#### [Input data]
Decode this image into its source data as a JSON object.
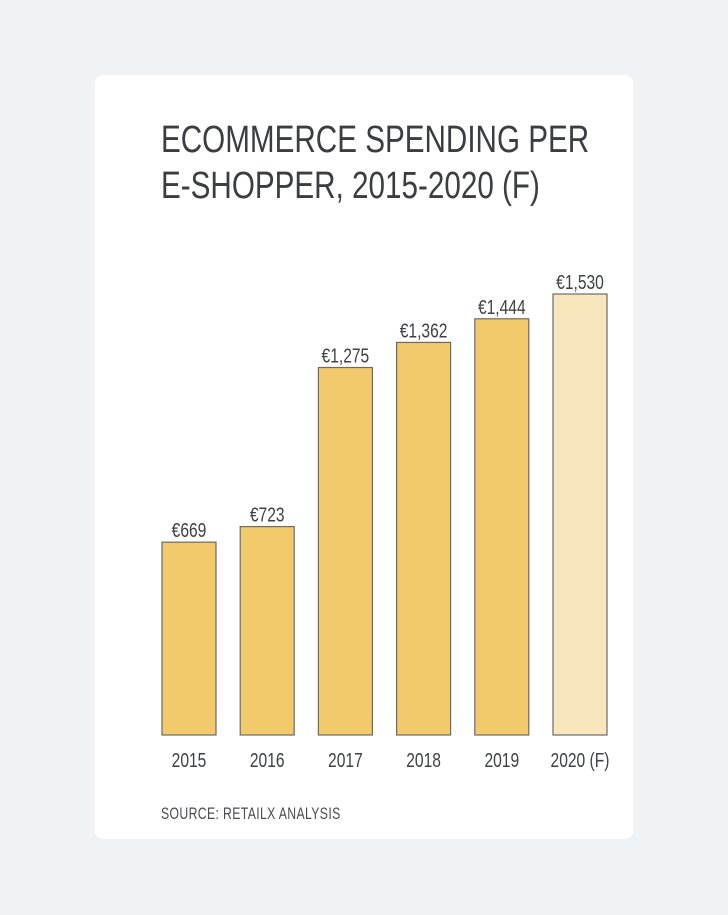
{
  "chart_data": {
    "type": "bar",
    "title_lines": [
      "ECOMMERCE SPENDING PER",
      "E-SHOPPER, 2015-2020 (F)"
    ],
    "categories": [
      "2015",
      "2016",
      "2017",
      "2018",
      "2019",
      "2020 (F)"
    ],
    "values": [
      669,
      723,
      1275,
      1362,
      1444,
      1530
    ],
    "value_labels": [
      "€669",
      "€723",
      "€1,275",
      "€1,362",
      "€1,444",
      "€1,530"
    ],
    "forecast_flags": [
      false,
      false,
      false,
      false,
      false,
      true
    ],
    "xlabel": "",
    "ylabel": "",
    "grid": false,
    "legend": "none",
    "colors": {
      "actual": "#f2c96b",
      "forecast": "#f8e6bd",
      "outline": "#6b6b6b"
    }
  },
  "source": "SOURCE: RETAILX ANALYSIS"
}
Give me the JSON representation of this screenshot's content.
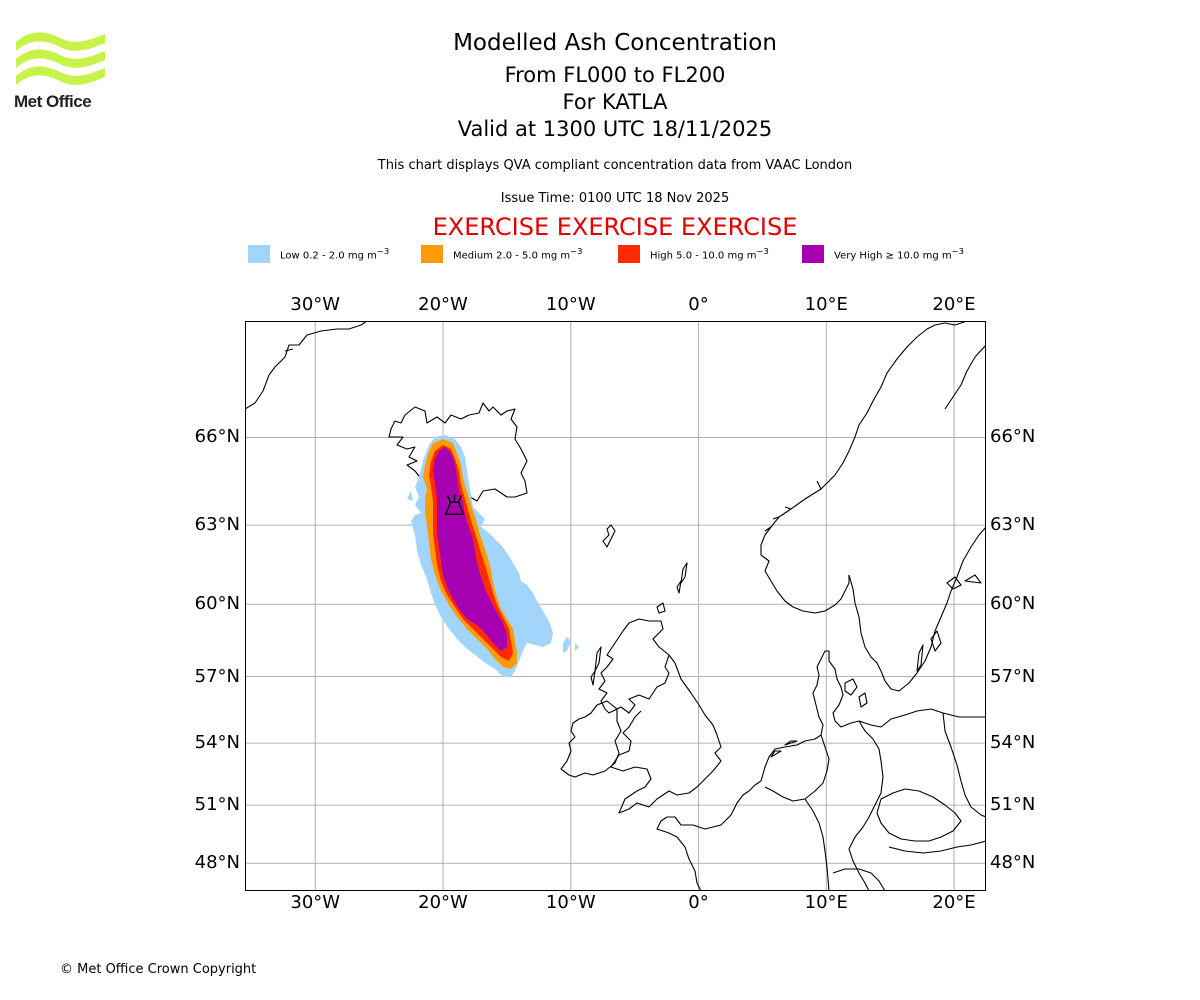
{
  "logo": {
    "text": "Met Office"
  },
  "header": {
    "title": "Modelled Ash Concentration",
    "levels": "From FL000 to FL200",
    "volcano": "For KATLA",
    "valid": "Valid at 1300 UTC 18/11/2025",
    "compliance": "This chart displays QVA compliant concentration data from VAAC London",
    "issue": "Issue Time: 0100 UTC 18 Nov 2025",
    "exercise": "EXERCISE EXERCISE EXERCISE"
  },
  "legend": [
    {
      "label": "Low 0.2 - 2.0 mg m",
      "sup": "−3",
      "color": "#a3d4fb"
    },
    {
      "label": "Medium 2.0 - 5.0 mg m",
      "sup": "−3",
      "color": "#ff9a0a"
    },
    {
      "label": "High 5.0 - 10.0 mg m",
      "sup": "−3",
      "color": "#ff2a00"
    },
    {
      "label": "Very High ≥ 10.0 mg m",
      "sup": "−3",
      "color": "#a600b0"
    }
  ],
  "map": {
    "lon_range": [
      -35.5,
      22.5
    ],
    "lat_range": [
      46.5,
      69.5
    ],
    "lon_ticks": [
      {
        "value": -30,
        "label": "30°W"
      },
      {
        "value": -20,
        "label": "20°W"
      },
      {
        "value": -10,
        "label": "10°W"
      },
      {
        "value": 0,
        "label": "0°"
      },
      {
        "value": 10,
        "label": "10°E"
      },
      {
        "value": 20,
        "label": "20°E"
      }
    ],
    "lat_ticks": [
      {
        "value": 66,
        "label": "66°N"
      },
      {
        "value": 63,
        "label": "63°N"
      },
      {
        "value": 60,
        "label": "60°N"
      },
      {
        "value": 57,
        "label": "57°N"
      },
      {
        "value": 54,
        "label": "54°N"
      },
      {
        "value": 51,
        "label": "51°N"
      },
      {
        "value": 48,
        "label": "48°N"
      }
    ],
    "volcano": {
      "name": "KATLA",
      "lon": -19.1,
      "lat": 63.6
    }
  },
  "copyright": "© Met Office Crown Copyright"
}
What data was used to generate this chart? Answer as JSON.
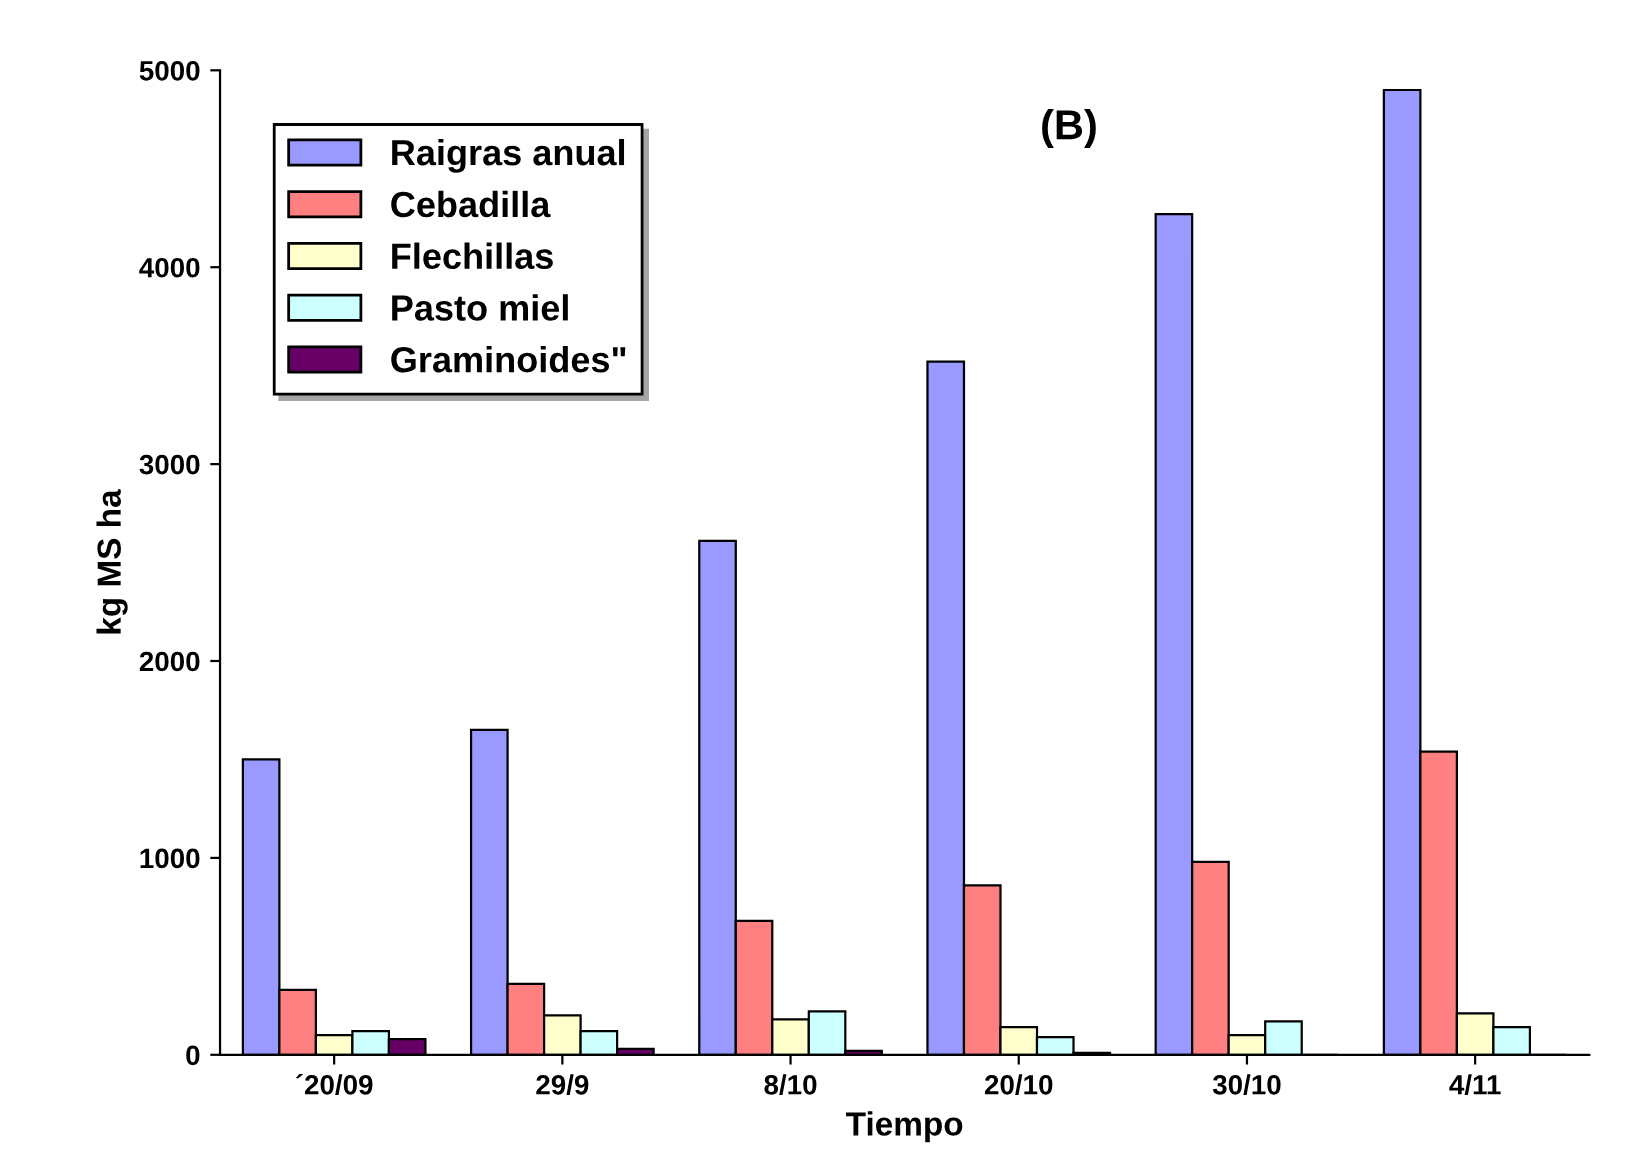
{
  "chart_data": {
    "type": "bar",
    "title": "(B)",
    "xlabel": "Tiempo",
    "ylabel": "kg MS ha",
    "categories": [
      "´20/09",
      "29/9",
      "8/10",
      "20/10",
      "30/10",
      "4/11"
    ],
    "series": [
      {
        "name": "Raigras anual",
        "color": "#9999ff",
        "values": [
          1500,
          1650,
          2610,
          3520,
          4270,
          4900
        ]
      },
      {
        "name": "Cebadilla",
        "color": "#ff8080",
        "values": [
          330,
          360,
          680,
          860,
          980,
          1540
        ]
      },
      {
        "name": "Flechillas",
        "color": "#ffffcc",
        "values": [
          100,
          200,
          180,
          140,
          100,
          210
        ]
      },
      {
        "name": "Pasto miel",
        "color": "#ccffff",
        "values": [
          120,
          120,
          220,
          90,
          170,
          140
        ]
      },
      {
        "name": "Graminoides\"",
        "color": "#660066",
        "values": [
          80,
          30,
          20,
          10,
          0,
          0
        ]
      }
    ],
    "ylim": [
      0,
      5000
    ],
    "yticks": [
      0,
      1000,
      2000,
      3000,
      4000,
      5000
    ],
    "grid": false,
    "legend": "top left"
  }
}
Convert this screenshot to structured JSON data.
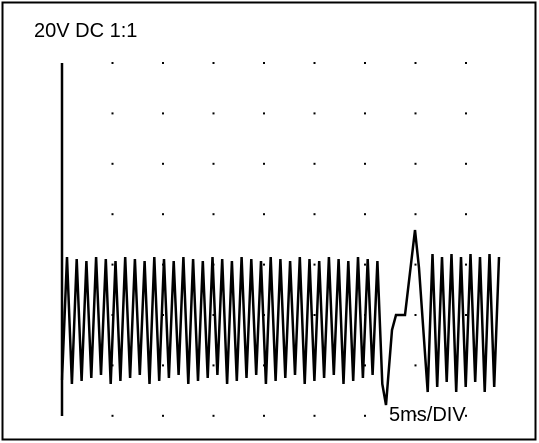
{
  "display": {
    "range_label": "20V DC 1:1",
    "timebase_label": "5ms/DIV"
  }
}
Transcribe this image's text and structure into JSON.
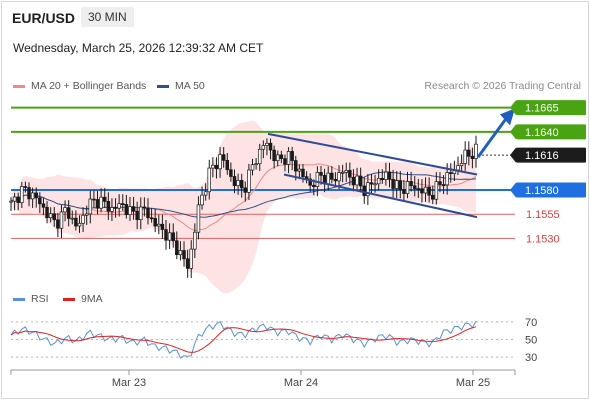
{
  "header": {
    "pair": "EUR/USD",
    "timeframe": "30 MIN",
    "timestamp": "Wednesday, March 25, 2026 12:39:32 AM CET",
    "credit": "Research © 2026 Trading Central"
  },
  "legend": {
    "ma20": {
      "label": "MA 20 + Bollinger Bands",
      "color": "#f08a8a"
    },
    "ma50": {
      "label": "MA 50",
      "color": "#2f4f8f"
    },
    "rsi": {
      "label": "RSI",
      "color": "#5a8fdc"
    },
    "ma9": {
      "label": "9MA",
      "color": "#e02020"
    }
  },
  "chart_data": {
    "type": "candlestick",
    "x_labels": [
      "Mar 23",
      "Mar 24",
      "Mar 25"
    ],
    "last_price": 1.1616,
    "ylim": [
      1.1485,
      1.1675
    ],
    "levels": [
      {
        "value": 1.1665,
        "label": "1.1665",
        "kind": "resistance",
        "color": "#4aa312"
      },
      {
        "value": 1.164,
        "label": "1.1640",
        "kind": "resistance",
        "color": "#4aa312"
      },
      {
        "value": 1.158,
        "label": "1.1580",
        "kind": "pivot",
        "color": "#1f6fe0"
      },
      {
        "value": 1.1555,
        "label": "1.1555",
        "kind": "support",
        "color": "#e06060"
      },
      {
        "value": 1.153,
        "label": "1.1530",
        "kind": "support",
        "color": "#e06060"
      }
    ],
    "price_path": [
      1.1565,
      1.158,
      1.1575,
      1.156,
      1.1545,
      1.156,
      1.154,
      1.1565,
      1.157,
      1.156,
      1.1565,
      1.1555,
      1.156,
      1.1545,
      1.1535,
      1.152,
      1.15,
      1.1565,
      1.16,
      1.1615,
      1.159,
      1.158,
      1.161,
      1.163,
      1.161,
      1.1615,
      1.16,
      1.1585,
      1.1595,
      1.159,
      1.16,
      1.159,
      1.158,
      1.159,
      1.1595,
      1.158,
      1.1585,
      1.158,
      1.1575,
      1.159,
      1.16,
      1.1615,
      1.162
    ],
    "rsi": {
      "ticks": [
        70,
        50,
        30
      ],
      "ylim": [
        20,
        80
      ],
      "values": [
        55,
        62,
        58,
        50,
        45,
        52,
        48,
        58,
        54,
        50,
        52,
        46,
        50,
        42,
        40,
        35,
        28,
        55,
        65,
        68,
        58,
        55,
        62,
        66,
        58,
        60,
        52,
        48,
        55,
        50,
        56,
        50,
        45,
        52,
        55,
        46,
        50,
        48,
        45,
        58,
        62,
        66,
        68
      ]
    }
  }
}
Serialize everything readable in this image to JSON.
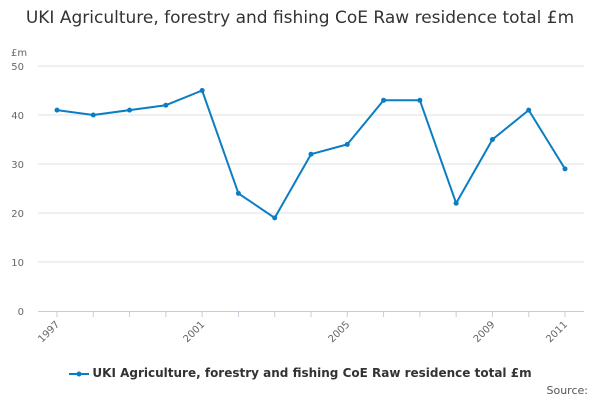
{
  "chart_data": {
    "type": "line",
    "title": "UKI Agriculture, forestry and fishing CoE Raw residence total £m",
    "ylabel": "£m",
    "xlabel": "",
    "x": [
      1997,
      1998,
      1999,
      2000,
      2001,
      2002,
      2003,
      2004,
      2005,
      2006,
      2007,
      2008,
      2009,
      2010,
      2011
    ],
    "x_tick_labels": [
      "1997",
      "2001",
      "2005",
      "2009",
      "2011"
    ],
    "y_ticks": [
      0,
      10,
      20,
      30,
      40,
      50
    ],
    "ylim": [
      0,
      50
    ],
    "grid": true,
    "legend_position": "bottom",
    "series": [
      {
        "name": "UKI Agriculture, forestry and fishing CoE Raw residence total £m",
        "color": "#0b7dc3",
        "values": [
          41,
          40,
          41,
          42,
          45,
          24,
          19,
          32,
          34,
          43,
          43,
          22,
          35,
          41,
          29
        ]
      }
    ]
  },
  "source_label": "Source:"
}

#### [What is required]
Which lines contain "Agriculture"? Copy each of them.

#### [Final result]
    "title": "UKI Agriculture, forestry and fishing CoE Raw residence total £m",
        "name": "UKI Agriculture, forestry and fishing CoE Raw residence total £m",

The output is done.